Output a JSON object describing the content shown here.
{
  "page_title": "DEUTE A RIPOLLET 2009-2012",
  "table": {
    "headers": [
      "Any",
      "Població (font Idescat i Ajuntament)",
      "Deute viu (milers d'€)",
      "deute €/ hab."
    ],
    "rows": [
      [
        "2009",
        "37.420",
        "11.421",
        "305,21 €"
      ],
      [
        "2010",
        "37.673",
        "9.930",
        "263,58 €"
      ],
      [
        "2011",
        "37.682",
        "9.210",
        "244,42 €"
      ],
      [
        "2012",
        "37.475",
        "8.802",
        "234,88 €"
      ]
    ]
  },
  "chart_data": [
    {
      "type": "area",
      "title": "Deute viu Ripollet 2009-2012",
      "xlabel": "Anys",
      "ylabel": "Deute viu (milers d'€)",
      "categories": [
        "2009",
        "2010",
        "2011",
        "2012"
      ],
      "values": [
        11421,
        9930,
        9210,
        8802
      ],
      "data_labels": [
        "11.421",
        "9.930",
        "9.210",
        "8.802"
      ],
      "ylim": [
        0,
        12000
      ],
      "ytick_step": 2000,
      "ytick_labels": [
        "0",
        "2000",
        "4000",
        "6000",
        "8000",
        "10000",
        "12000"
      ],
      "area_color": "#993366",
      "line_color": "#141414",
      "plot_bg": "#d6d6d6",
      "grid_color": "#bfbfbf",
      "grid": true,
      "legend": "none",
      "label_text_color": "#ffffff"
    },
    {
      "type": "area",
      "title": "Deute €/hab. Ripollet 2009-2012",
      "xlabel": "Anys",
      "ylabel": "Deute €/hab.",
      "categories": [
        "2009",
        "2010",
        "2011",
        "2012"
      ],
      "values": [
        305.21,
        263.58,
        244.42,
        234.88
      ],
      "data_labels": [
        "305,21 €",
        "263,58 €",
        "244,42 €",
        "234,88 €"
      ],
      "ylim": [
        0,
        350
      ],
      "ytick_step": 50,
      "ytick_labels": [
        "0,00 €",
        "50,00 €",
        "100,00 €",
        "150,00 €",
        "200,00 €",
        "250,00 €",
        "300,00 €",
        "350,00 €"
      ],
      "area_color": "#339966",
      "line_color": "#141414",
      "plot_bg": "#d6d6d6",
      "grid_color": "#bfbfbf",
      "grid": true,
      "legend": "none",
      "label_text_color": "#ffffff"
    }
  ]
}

══════════════════════════════

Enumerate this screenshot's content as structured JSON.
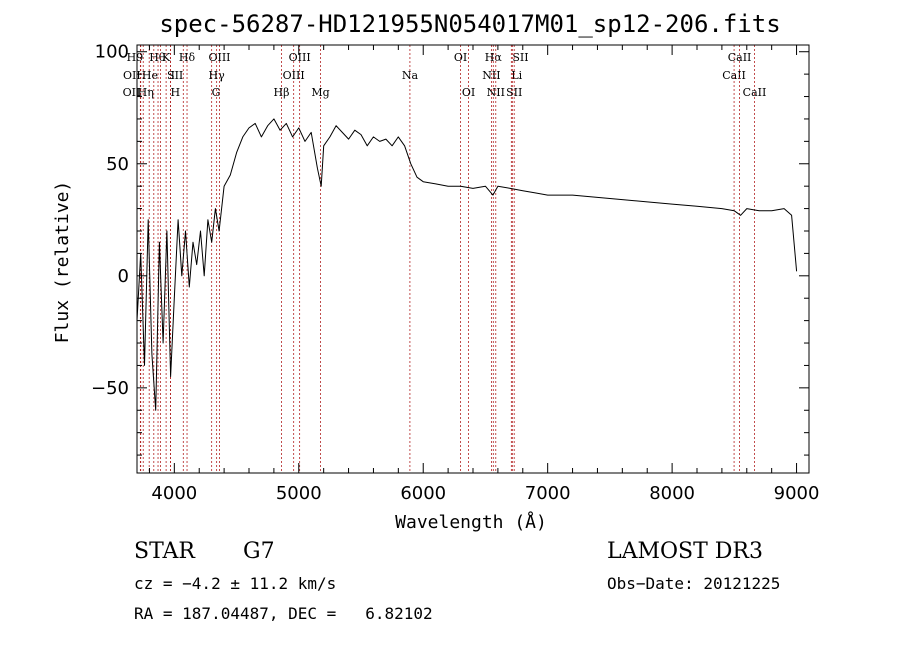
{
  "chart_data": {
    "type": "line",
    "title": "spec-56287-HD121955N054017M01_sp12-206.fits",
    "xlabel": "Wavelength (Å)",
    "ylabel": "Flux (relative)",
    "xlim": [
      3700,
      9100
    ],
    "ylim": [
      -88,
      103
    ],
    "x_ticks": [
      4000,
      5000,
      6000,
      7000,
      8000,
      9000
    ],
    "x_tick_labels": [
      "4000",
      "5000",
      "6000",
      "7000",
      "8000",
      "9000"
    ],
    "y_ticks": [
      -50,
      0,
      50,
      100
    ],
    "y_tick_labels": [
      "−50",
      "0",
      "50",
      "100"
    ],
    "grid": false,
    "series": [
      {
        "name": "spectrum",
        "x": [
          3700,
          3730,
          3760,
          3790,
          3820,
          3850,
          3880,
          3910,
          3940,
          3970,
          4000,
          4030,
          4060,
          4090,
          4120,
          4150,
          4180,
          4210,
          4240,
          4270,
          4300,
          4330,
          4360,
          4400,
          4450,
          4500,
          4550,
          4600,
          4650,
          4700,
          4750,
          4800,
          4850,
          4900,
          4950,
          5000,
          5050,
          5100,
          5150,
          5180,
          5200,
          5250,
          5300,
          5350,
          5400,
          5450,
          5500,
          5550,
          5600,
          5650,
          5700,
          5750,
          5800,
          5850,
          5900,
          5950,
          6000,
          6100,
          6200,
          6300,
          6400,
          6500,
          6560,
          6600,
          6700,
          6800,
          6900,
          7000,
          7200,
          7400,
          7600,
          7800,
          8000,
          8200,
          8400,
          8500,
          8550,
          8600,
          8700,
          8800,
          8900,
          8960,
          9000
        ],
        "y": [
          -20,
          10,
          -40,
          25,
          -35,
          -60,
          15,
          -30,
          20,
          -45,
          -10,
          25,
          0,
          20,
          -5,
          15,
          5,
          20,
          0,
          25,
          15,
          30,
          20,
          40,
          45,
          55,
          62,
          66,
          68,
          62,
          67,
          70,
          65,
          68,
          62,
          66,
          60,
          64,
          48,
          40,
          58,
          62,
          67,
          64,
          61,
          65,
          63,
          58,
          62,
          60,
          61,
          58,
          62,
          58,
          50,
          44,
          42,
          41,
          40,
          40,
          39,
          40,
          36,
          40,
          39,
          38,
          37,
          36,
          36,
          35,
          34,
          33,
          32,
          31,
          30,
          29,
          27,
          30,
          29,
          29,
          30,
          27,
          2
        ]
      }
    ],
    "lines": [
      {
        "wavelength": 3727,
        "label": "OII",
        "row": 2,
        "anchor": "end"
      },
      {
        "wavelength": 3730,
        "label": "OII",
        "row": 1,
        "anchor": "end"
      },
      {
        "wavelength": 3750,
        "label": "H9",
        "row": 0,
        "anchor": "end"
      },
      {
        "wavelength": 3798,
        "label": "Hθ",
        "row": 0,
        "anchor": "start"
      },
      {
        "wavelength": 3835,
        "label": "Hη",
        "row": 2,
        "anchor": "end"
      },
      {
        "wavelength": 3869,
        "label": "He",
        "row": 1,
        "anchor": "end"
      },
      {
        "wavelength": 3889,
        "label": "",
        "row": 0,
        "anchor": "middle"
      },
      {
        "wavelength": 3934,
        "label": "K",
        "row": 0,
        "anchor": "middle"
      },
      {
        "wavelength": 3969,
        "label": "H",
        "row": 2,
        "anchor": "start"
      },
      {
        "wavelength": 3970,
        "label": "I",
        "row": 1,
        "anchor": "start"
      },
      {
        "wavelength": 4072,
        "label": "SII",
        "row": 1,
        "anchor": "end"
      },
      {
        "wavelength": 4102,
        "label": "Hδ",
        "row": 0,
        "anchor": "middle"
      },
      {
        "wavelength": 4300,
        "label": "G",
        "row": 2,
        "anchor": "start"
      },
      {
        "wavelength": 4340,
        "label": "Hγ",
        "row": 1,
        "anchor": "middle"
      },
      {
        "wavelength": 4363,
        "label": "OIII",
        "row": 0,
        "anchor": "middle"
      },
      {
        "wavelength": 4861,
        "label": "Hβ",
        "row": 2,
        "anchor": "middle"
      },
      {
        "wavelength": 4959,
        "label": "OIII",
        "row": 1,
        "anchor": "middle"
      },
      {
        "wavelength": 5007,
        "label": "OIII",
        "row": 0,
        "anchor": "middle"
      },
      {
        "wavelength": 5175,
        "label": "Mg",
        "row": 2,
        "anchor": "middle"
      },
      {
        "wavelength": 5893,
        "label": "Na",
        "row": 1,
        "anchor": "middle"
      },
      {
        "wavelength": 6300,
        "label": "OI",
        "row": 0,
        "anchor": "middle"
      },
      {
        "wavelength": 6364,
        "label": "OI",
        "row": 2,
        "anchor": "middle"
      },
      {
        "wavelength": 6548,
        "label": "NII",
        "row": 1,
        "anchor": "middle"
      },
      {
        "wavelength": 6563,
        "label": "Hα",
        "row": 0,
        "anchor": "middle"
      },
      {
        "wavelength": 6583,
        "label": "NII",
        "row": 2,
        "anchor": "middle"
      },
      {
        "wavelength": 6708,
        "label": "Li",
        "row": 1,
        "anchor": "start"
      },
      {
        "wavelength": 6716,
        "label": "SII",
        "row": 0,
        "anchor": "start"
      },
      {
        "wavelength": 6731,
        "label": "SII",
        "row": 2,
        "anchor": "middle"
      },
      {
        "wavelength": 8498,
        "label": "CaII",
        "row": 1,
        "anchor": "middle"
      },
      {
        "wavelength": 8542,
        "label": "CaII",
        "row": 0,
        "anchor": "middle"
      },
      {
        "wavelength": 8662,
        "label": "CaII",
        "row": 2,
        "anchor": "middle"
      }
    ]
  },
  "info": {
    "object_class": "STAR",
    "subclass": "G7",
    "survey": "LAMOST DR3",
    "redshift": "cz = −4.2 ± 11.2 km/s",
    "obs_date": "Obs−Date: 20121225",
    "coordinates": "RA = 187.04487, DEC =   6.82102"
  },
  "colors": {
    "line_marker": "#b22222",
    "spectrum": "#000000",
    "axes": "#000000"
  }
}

══════════════════════════════

* Task to carry out *
From the records above, copy every line that holds the word "ylabel".

* Written response *
      "ylabel": "Deute viu (milers d'€)",
      "ylabel": "Deute €/hab.",
    "ylabel": "Flux (relative)",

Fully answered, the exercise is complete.